• Objective
Extract the lines that carry the string "Give" from the listing.

Stored data:
------------------------
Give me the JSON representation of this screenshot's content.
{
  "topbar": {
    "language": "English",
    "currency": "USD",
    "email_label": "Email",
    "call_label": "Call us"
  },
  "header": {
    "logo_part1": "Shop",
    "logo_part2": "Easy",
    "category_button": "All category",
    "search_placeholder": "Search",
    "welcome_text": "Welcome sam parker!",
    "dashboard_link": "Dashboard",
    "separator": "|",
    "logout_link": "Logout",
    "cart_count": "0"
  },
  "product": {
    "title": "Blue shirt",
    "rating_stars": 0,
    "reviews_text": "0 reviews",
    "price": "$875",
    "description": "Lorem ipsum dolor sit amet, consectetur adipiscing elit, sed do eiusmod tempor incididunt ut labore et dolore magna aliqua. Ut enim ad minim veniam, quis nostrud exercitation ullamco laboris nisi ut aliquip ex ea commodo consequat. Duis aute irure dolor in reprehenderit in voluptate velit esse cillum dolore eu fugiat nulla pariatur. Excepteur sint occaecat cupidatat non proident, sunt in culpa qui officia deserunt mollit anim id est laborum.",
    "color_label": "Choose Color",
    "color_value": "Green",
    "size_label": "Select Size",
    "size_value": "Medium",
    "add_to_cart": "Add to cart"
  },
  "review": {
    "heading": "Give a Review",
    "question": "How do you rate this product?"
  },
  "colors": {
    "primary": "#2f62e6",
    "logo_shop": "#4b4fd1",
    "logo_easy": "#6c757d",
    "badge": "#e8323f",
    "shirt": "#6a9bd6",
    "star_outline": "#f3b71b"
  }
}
------------------------
• Exercise answer
Give me the JSON representation of this screenshot's content.
    "heading": "Give a Review",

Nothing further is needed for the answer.